PROBLEM STATEMENT | For this exercise, transcribe all of the entries exactly.

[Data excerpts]
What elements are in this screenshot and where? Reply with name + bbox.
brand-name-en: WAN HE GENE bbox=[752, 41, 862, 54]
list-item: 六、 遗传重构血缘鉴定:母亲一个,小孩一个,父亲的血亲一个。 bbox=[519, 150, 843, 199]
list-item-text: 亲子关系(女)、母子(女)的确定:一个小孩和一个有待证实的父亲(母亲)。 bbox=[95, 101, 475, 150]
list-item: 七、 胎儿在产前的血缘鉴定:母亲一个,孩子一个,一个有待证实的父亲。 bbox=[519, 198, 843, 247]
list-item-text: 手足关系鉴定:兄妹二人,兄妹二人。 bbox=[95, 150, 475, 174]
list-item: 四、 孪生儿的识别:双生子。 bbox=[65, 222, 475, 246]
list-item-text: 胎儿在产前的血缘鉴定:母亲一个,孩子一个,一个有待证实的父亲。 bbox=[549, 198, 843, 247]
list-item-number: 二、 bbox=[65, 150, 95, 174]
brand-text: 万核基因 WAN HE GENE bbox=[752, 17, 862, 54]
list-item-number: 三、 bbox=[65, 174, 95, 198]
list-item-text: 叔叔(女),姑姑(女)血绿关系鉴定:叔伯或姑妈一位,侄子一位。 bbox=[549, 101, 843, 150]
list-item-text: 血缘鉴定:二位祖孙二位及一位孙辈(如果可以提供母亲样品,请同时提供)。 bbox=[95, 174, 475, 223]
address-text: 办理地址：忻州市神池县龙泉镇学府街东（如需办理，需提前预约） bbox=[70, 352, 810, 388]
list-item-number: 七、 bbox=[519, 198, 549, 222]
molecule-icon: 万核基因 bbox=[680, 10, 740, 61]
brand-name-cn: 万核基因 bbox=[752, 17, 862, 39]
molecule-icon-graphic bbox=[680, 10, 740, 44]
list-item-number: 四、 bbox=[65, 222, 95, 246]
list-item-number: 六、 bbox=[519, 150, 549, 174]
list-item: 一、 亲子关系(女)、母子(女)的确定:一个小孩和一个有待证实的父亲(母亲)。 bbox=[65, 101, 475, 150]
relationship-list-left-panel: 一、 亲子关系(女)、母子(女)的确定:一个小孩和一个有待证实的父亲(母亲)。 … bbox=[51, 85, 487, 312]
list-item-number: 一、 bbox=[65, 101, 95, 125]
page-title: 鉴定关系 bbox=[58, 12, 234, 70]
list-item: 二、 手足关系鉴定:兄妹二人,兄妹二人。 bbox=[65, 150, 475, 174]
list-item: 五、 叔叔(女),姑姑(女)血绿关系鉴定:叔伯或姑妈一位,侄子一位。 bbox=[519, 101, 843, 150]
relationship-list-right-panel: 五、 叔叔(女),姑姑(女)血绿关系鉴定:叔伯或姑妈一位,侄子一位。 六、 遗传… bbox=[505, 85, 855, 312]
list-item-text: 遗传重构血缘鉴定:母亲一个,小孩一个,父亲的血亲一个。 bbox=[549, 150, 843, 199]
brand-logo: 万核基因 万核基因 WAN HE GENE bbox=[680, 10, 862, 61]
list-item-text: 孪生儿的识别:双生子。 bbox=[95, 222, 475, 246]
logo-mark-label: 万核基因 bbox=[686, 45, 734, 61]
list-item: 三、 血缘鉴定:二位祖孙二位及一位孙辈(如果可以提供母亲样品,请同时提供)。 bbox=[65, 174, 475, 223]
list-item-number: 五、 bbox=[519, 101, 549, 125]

RESULT |
What elements are in this screenshot and where? Reply with name + bbox.
brand-name-en: WAN HE GENE bbox=[752, 41, 862, 54]
list-item: 六、 遗传重构血缘鉴定:母亲一个,小孩一个,父亲的血亲一个。 bbox=[519, 150, 843, 199]
list-item-text: 亲子关系(女)、母子(女)的确定:一个小孩和一个有待证实的父亲(母亲)。 bbox=[95, 101, 475, 150]
list-item: 七、 胎儿在产前的血缘鉴定:母亲一个,孩子一个,一个有待证实的父亲。 bbox=[519, 198, 843, 247]
list-item-text: 手足关系鉴定:兄妹二人,兄妹二人。 bbox=[95, 150, 475, 174]
list-item: 四、 孪生儿的识别:双生子。 bbox=[65, 222, 475, 246]
list-item-text: 胎儿在产前的血缘鉴定:母亲一个,孩子一个,一个有待证实的父亲。 bbox=[549, 198, 843, 247]
list-item-number: 二、 bbox=[65, 150, 95, 174]
brand-text: 万核基因 WAN HE GENE bbox=[752, 17, 862, 54]
list-item-number: 三、 bbox=[65, 174, 95, 198]
list-item-text: 叔叔(女),姑姑(女)血绿关系鉴定:叔伯或姑妈一位,侄子一位。 bbox=[549, 101, 843, 150]
list-item-text: 血缘鉴定:二位祖孙二位及一位孙辈(如果可以提供母亲样品,请同时提供)。 bbox=[95, 174, 475, 223]
address-text: 办理地址：忻州市神池县龙泉镇学府街东（如需办理，需提前预约） bbox=[70, 352, 810, 388]
list-item-number: 七、 bbox=[519, 198, 549, 222]
molecule-icon: 万核基因 bbox=[680, 10, 740, 61]
brand-name-cn: 万核基因 bbox=[752, 17, 862, 39]
molecule-icon-graphic bbox=[680, 10, 740, 44]
list-item-number: 四、 bbox=[65, 222, 95, 246]
list-item-number: 六、 bbox=[519, 150, 549, 174]
list-item: 一、 亲子关系(女)、母子(女)的确定:一个小孩和一个有待证实的父亲(母亲)。 bbox=[65, 101, 475, 150]
relationship-list-left-panel: 一、 亲子关系(女)、母子(女)的确定:一个小孩和一个有待证实的父亲(母亲)。 … bbox=[51, 85, 487, 312]
list-item-number: 一、 bbox=[65, 101, 95, 125]
page-title: 鉴定关系 bbox=[58, 12, 234, 70]
list-item: 二、 手足关系鉴定:兄妹二人,兄妹二人。 bbox=[65, 150, 475, 174]
list-item: 五、 叔叔(女),姑姑(女)血绿关系鉴定:叔伯或姑妈一位,侄子一位。 bbox=[519, 101, 843, 150]
relationship-list-right-panel: 五、 叔叔(女),姑姑(女)血绿关系鉴定:叔伯或姑妈一位,侄子一位。 六、 遗传… bbox=[505, 85, 855, 312]
list-item-text: 遗传重构血缘鉴定:母亲一个,小孩一个,父亲的血亲一个。 bbox=[549, 150, 843, 199]
brand-logo: 万核基因 万核基因 WAN HE GENE bbox=[680, 10, 862, 61]
list-item-text: 孪生儿的识别:双生子。 bbox=[95, 222, 475, 246]
logo-mark-label: 万核基因 bbox=[686, 45, 734, 61]
list-item: 三、 血缘鉴定:二位祖孙二位及一位孙辈(如果可以提供母亲样品,请同时提供)。 bbox=[65, 174, 475, 223]
list-item-number: 五、 bbox=[519, 101, 549, 125]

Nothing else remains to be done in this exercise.